> RAW RECORDS:
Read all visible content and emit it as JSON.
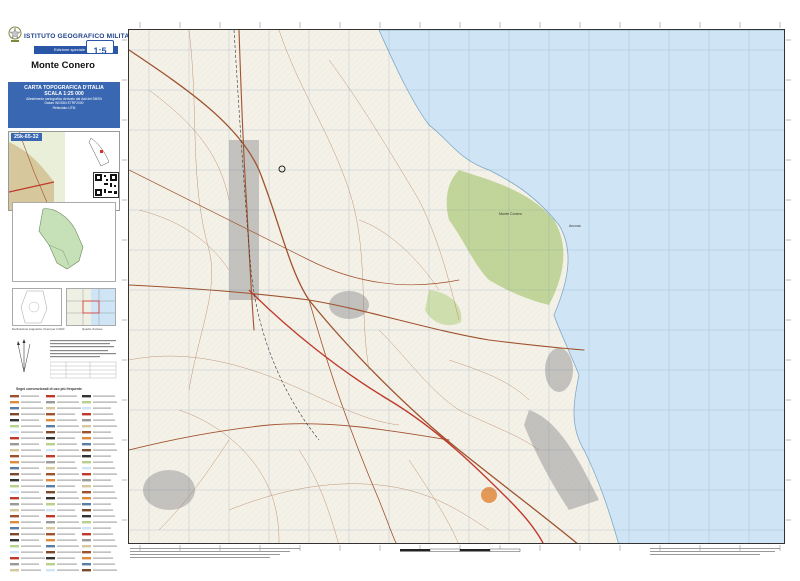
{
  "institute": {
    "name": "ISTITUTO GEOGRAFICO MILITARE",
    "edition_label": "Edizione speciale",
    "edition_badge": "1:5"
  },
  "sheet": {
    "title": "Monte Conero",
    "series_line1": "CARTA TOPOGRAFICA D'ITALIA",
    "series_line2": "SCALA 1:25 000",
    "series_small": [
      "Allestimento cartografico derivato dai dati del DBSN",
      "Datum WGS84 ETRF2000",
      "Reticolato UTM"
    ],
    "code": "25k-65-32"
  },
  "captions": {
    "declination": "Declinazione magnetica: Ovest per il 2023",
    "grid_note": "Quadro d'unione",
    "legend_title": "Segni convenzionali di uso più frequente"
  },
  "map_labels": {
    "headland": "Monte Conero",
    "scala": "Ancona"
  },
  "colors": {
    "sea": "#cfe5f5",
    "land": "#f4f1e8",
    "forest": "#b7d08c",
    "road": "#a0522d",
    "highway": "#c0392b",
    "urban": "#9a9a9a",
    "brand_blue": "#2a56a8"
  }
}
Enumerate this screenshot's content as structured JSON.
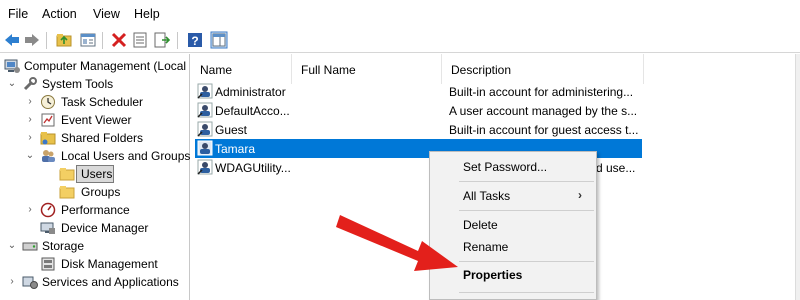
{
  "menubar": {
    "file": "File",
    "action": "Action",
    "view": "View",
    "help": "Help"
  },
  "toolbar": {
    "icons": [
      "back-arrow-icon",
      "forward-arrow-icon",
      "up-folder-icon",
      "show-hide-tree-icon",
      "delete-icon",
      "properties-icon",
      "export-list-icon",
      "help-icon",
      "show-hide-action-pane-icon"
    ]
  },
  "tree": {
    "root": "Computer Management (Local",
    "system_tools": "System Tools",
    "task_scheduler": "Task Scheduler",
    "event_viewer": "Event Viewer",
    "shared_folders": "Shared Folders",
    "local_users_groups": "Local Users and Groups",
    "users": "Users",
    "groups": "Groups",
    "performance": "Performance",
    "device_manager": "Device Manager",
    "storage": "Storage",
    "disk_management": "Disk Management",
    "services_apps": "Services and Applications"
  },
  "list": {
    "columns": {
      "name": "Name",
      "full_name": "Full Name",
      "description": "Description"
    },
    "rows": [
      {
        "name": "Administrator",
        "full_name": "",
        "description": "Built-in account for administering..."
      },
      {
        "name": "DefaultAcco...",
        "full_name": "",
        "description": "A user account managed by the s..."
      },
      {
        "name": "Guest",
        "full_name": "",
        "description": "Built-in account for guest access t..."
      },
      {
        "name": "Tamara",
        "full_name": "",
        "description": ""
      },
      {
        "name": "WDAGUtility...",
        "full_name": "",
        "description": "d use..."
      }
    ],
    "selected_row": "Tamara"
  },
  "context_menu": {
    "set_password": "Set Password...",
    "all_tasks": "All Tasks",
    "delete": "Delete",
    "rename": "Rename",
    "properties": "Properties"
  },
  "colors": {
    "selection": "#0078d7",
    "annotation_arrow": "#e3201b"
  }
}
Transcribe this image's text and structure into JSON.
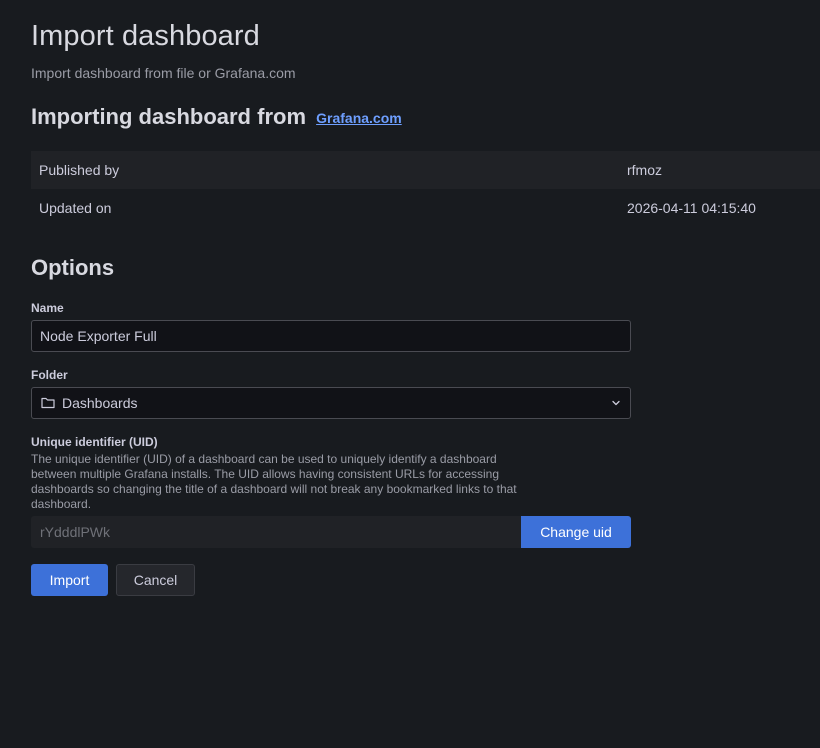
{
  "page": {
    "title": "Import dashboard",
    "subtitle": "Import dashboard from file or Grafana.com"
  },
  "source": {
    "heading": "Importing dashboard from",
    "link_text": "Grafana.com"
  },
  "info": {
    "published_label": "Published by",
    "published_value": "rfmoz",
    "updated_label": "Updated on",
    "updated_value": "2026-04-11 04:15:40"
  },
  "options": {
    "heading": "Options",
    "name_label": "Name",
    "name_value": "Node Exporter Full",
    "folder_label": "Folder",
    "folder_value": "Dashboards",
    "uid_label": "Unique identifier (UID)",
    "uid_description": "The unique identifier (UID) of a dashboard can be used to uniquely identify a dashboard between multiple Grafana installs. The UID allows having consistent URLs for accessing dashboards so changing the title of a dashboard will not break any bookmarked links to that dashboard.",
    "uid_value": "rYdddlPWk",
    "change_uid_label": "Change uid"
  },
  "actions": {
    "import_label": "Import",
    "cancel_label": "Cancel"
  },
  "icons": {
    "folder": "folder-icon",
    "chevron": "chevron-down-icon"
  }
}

==

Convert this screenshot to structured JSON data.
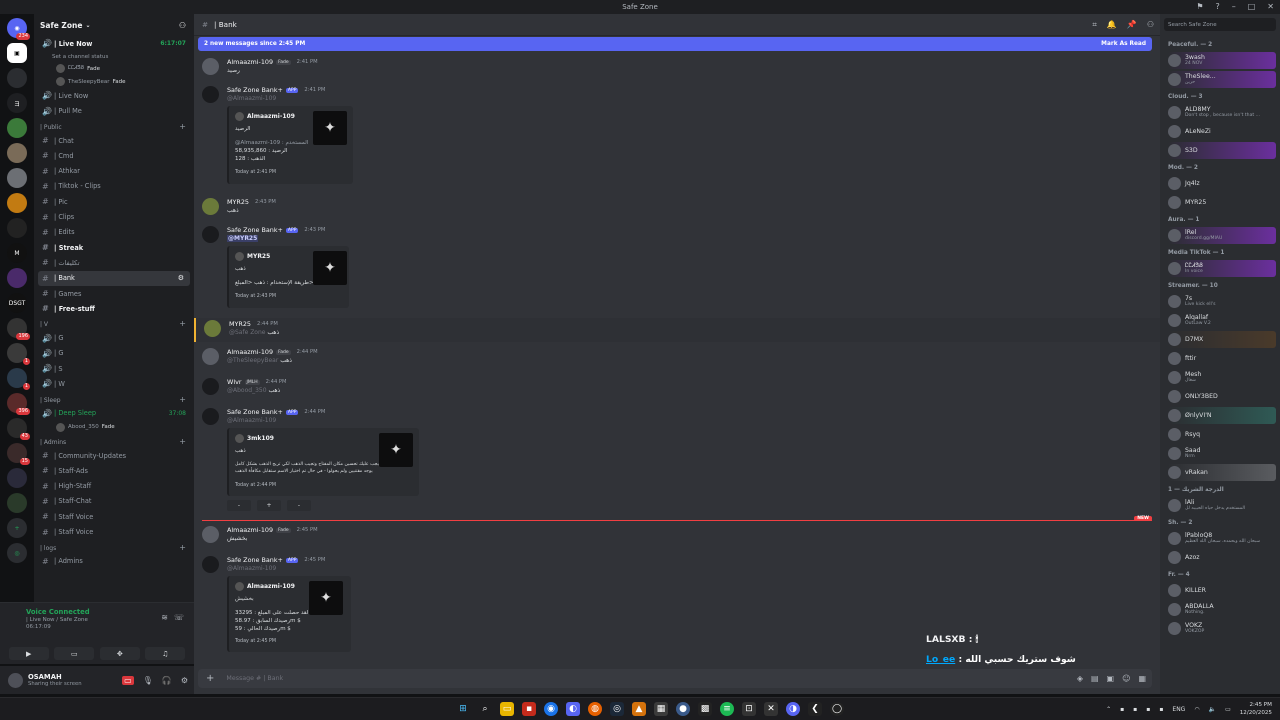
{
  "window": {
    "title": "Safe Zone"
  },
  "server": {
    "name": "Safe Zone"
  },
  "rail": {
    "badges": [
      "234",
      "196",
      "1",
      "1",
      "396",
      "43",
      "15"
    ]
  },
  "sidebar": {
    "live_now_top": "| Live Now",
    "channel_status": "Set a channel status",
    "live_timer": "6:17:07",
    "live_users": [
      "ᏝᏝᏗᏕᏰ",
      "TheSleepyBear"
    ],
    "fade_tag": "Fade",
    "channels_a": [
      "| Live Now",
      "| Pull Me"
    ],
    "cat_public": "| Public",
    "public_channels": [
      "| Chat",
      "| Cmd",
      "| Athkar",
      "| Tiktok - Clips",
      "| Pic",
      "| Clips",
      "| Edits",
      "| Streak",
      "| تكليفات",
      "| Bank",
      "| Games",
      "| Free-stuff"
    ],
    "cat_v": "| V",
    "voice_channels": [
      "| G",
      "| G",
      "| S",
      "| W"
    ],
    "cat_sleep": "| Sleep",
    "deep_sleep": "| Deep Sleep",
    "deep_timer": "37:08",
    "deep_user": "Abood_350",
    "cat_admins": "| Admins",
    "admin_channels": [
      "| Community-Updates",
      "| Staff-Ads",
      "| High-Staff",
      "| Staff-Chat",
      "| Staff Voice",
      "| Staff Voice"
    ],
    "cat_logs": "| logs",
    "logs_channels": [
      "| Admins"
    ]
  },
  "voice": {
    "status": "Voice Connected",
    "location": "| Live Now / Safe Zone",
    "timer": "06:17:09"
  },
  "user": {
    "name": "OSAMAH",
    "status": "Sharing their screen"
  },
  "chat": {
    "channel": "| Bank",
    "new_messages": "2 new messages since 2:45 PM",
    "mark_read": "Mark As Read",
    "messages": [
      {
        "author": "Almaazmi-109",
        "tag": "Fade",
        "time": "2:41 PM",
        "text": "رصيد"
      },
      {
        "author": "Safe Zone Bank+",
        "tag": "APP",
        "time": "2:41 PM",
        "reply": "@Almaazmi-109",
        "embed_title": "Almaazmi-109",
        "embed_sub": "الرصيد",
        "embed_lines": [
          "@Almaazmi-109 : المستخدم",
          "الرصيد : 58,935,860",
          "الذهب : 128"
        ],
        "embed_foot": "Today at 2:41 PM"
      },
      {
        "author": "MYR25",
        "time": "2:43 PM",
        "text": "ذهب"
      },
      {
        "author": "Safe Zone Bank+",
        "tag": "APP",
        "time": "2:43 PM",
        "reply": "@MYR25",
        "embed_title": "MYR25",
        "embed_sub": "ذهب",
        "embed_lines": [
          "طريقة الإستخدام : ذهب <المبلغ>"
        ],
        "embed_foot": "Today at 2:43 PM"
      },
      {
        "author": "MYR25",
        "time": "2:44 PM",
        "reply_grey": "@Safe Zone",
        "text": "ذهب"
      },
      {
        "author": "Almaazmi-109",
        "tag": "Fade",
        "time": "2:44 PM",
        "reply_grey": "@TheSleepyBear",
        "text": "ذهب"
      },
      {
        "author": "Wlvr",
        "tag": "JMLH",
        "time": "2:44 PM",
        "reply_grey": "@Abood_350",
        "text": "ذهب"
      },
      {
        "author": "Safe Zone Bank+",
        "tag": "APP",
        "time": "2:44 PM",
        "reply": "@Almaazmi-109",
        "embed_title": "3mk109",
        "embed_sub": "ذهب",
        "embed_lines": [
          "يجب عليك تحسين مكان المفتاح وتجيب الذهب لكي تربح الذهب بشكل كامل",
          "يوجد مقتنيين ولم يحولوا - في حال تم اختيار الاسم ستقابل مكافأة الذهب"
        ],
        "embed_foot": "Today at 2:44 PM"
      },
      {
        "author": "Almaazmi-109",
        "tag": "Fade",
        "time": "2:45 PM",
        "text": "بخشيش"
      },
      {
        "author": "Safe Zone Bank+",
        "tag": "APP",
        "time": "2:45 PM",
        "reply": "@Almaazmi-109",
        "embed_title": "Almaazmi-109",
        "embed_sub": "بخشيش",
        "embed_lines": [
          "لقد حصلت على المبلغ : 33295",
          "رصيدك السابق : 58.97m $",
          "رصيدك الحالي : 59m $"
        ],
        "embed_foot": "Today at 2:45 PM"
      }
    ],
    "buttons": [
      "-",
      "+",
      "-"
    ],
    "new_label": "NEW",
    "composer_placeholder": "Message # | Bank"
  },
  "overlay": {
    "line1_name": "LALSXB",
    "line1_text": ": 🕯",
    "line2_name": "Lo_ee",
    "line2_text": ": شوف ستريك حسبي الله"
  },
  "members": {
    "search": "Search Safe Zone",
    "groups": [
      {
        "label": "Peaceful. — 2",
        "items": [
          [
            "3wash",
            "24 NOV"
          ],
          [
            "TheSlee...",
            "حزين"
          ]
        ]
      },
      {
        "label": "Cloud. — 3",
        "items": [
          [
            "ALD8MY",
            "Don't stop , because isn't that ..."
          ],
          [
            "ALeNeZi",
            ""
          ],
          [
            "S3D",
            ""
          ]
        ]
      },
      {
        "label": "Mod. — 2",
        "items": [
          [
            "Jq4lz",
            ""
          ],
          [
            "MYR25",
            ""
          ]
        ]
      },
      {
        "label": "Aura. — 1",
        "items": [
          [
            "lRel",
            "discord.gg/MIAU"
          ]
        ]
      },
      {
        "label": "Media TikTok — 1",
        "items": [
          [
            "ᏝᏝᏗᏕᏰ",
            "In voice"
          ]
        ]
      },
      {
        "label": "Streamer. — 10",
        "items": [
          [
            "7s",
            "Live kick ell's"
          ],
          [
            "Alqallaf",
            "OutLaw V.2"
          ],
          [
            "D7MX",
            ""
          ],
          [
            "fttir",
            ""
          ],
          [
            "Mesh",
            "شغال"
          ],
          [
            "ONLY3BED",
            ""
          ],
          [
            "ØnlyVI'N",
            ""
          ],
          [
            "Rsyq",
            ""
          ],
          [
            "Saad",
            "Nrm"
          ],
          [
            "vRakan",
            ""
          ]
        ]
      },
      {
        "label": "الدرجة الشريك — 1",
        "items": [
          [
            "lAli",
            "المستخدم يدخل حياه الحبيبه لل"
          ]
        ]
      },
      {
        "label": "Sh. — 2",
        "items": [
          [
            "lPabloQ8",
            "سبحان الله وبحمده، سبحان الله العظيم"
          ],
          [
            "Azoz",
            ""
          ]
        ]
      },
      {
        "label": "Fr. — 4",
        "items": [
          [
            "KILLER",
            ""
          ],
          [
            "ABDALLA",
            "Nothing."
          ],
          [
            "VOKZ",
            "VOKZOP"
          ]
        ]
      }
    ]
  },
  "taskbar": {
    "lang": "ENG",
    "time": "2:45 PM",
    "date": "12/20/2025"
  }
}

> WHAT IS EXPECTED: Find the count of lines in the data above where the string "from" occurs. Provide that number alone.

> THE OUTPUT: 2